'''
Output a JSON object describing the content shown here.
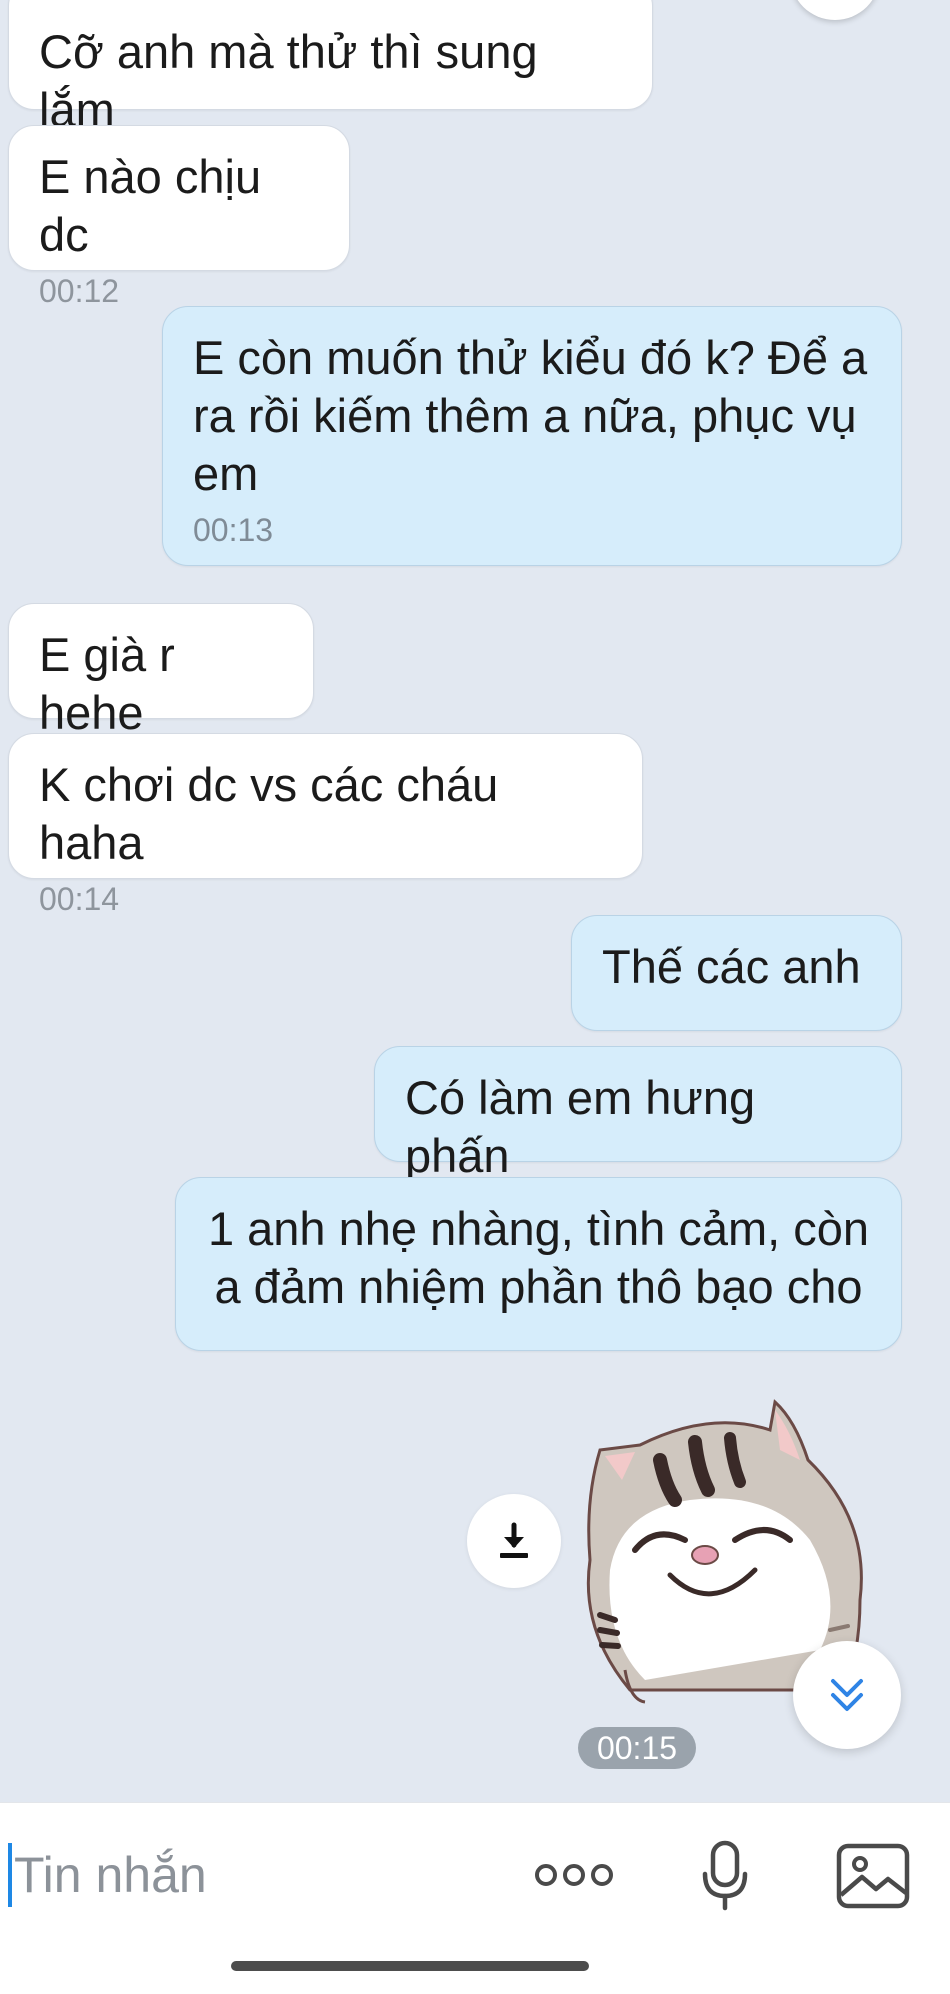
{
  "messages": [
    {
      "text": "Cỡ anh mà thử thì sung lắm",
      "time": ""
    },
    {
      "text": "E nào chịu dc",
      "time": "00:12"
    },
    {
      "text": "E còn muốn thử kiểu đó k? Để a ra rồi kiếm thêm a nữa, phục vụ em",
      "time": "00:13"
    },
    {
      "text": "E già r hehe",
      "time": ""
    },
    {
      "text": "K chơi dc vs các cháu haha",
      "time": "00:14"
    },
    {
      "text": "Thế các anh",
      "time": ""
    },
    {
      "text": "Có làm em hưng phấn",
      "time": ""
    },
    {
      "text": "1 anh nhẹ nhàng, tình cảm, còn a đảm nhiệm phần thô bạo cho",
      "time": ""
    }
  ],
  "sticker": {
    "time": "00:15",
    "icon": "cat-sticker"
  },
  "composer": {
    "placeholder": "Tin nhắn"
  },
  "icons": [
    "download-icon",
    "chevron-double-down-icon",
    "more-icon",
    "microphone-icon",
    "image-icon"
  ],
  "colors": {
    "background": "#e2e8f1",
    "incoming": "#ffffff",
    "outgoing": "#d6edfb",
    "accent": "#1e88e5"
  }
}
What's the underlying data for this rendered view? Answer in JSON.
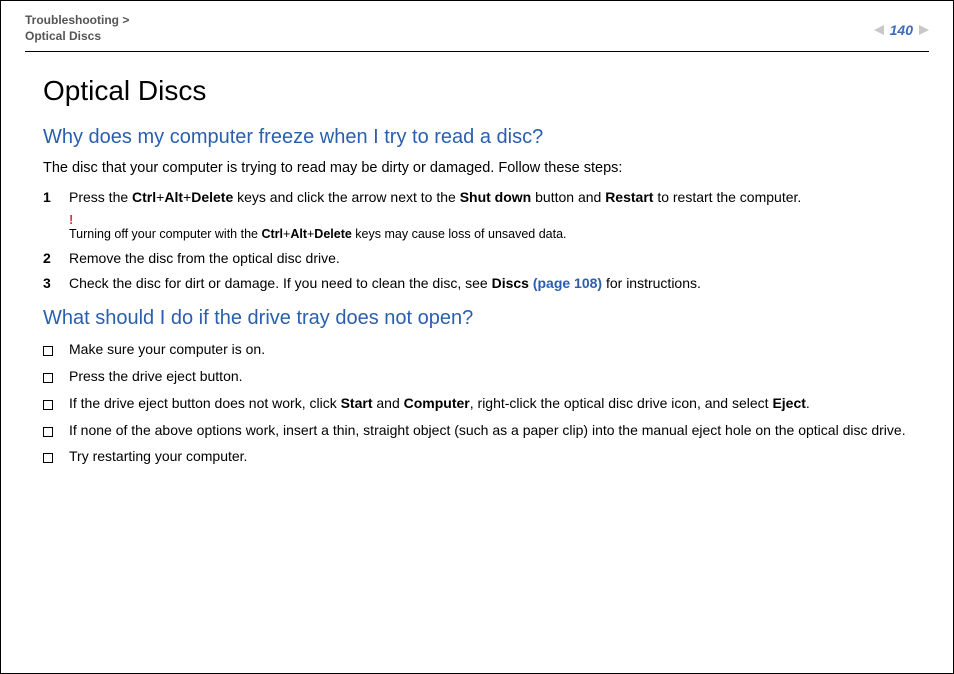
{
  "header": {
    "breadcrumb_parent": "Troubleshooting >",
    "breadcrumb_current": "Optical Discs",
    "page_number": "140"
  },
  "content": {
    "title": "Optical Discs",
    "section1": {
      "heading": "Why does my computer freeze when I try to read a disc?",
      "intro": "The disc that your computer is trying to read may be dirty or damaged. Follow these steps:",
      "step1": {
        "num": "1",
        "pre": "Press the ",
        "k1": "Ctrl",
        "plus1": "+",
        "k2": "Alt",
        "plus2": "+",
        "k3": "Delete",
        "mid1": " keys and click the arrow next to the ",
        "b1": "Shut down",
        "mid2": " button and ",
        "b2": "Restart",
        "post": " to restart the computer."
      },
      "warning": {
        "bang": "!",
        "pre": "Turning off your computer with the ",
        "k1": "Ctrl",
        "plus1": "+",
        "k2": "Alt",
        "plus2": "+",
        "k3": "Delete",
        "post": " keys may cause loss of unsaved data."
      },
      "step2": {
        "num": "2",
        "text": "Remove the disc from the optical disc drive."
      },
      "step3": {
        "num": "3",
        "pre": "Check the disc for dirt or damage. If you need to clean the disc, see ",
        "b1": "Discs ",
        "link": "(page 108)",
        "post": " for instructions."
      }
    },
    "section2": {
      "heading": "What should I do if the drive tray does not open?",
      "b1": "Make sure your computer is on.",
      "b2": "Press the drive eject button.",
      "b3": {
        "pre": "If the drive eject button does not work, click ",
        "s1": "Start",
        "and": " and ",
        "s2": "Computer",
        "mid": ", right-click the optical disc drive icon, and select ",
        "s3": "Eject",
        "post": "."
      },
      "b4": "If none of the above options work, insert a thin, straight object (such as a paper clip) into the manual eject hole on the optical disc drive.",
      "b5": "Try restarting your computer."
    }
  }
}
'''
Reproduce the whole listing word for word, setting aside any pictures.

■ Task solution ■
Output a JSON object describing the content shown here.
{
  "messages": [
    {
      "text": "Cỡ anh mà thử thì sung lắm",
      "time": ""
    },
    {
      "text": "E nào chịu dc",
      "time": "00:12"
    },
    {
      "text": "E còn muốn thử kiểu đó k? Để a ra rồi kiếm thêm a nữa, phục vụ em",
      "time": "00:13"
    },
    {
      "text": "E già r hehe",
      "time": ""
    },
    {
      "text": "K chơi dc vs các cháu haha",
      "time": "00:14"
    },
    {
      "text": "Thế các anh",
      "time": ""
    },
    {
      "text": "Có làm em hưng phấn",
      "time": ""
    },
    {
      "text": "1 anh nhẹ nhàng, tình cảm, còn a đảm nhiệm phần thô bạo cho",
      "time": ""
    }
  ],
  "sticker": {
    "time": "00:15",
    "icon": "cat-sticker"
  },
  "composer": {
    "placeholder": "Tin nhắn"
  },
  "icons": [
    "download-icon",
    "chevron-double-down-icon",
    "more-icon",
    "microphone-icon",
    "image-icon"
  ],
  "colors": {
    "background": "#e2e8f1",
    "incoming": "#ffffff",
    "outgoing": "#d6edfb",
    "accent": "#1e88e5"
  }
}
What's the underlying data for this rendered view? Answer in JSON.
{
  "header": {
    "breadcrumb_parent": "Troubleshooting >",
    "breadcrumb_current": "Optical Discs",
    "page_number": "140"
  },
  "content": {
    "title": "Optical Discs",
    "section1": {
      "heading": "Why does my computer freeze when I try to read a disc?",
      "intro": "The disc that your computer is trying to read may be dirty or damaged. Follow these steps:",
      "step1": {
        "num": "1",
        "pre": "Press the ",
        "k1": "Ctrl",
        "plus1": "+",
        "k2": "Alt",
        "plus2": "+",
        "k3": "Delete",
        "mid1": " keys and click the arrow next to the ",
        "b1": "Shut down",
        "mid2": " button and ",
        "b2": "Restart",
        "post": " to restart the computer."
      },
      "warning": {
        "bang": "!",
        "pre": "Turning off your computer with the ",
        "k1": "Ctrl",
        "plus1": "+",
        "k2": "Alt",
        "plus2": "+",
        "k3": "Delete",
        "post": " keys may cause loss of unsaved data."
      },
      "step2": {
        "num": "2",
        "text": "Remove the disc from the optical disc drive."
      },
      "step3": {
        "num": "3",
        "pre": "Check the disc for dirt or damage. If you need to clean the disc, see ",
        "b1": "Discs ",
        "link": "(page 108)",
        "post": " for instructions."
      }
    },
    "section2": {
      "heading": "What should I do if the drive tray does not open?",
      "b1": "Make sure your computer is on.",
      "b2": "Press the drive eject button.",
      "b3": {
        "pre": "If the drive eject button does not work, click ",
        "s1": "Start",
        "and": " and ",
        "s2": "Computer",
        "mid": ", right-click the optical disc drive icon, and select ",
        "s3": "Eject",
        "post": "."
      },
      "b4": "If none of the above options work, insert a thin, straight object (such as a paper clip) into the manual eject hole on the optical disc drive.",
      "b5": "Try restarting your computer."
    }
  }
}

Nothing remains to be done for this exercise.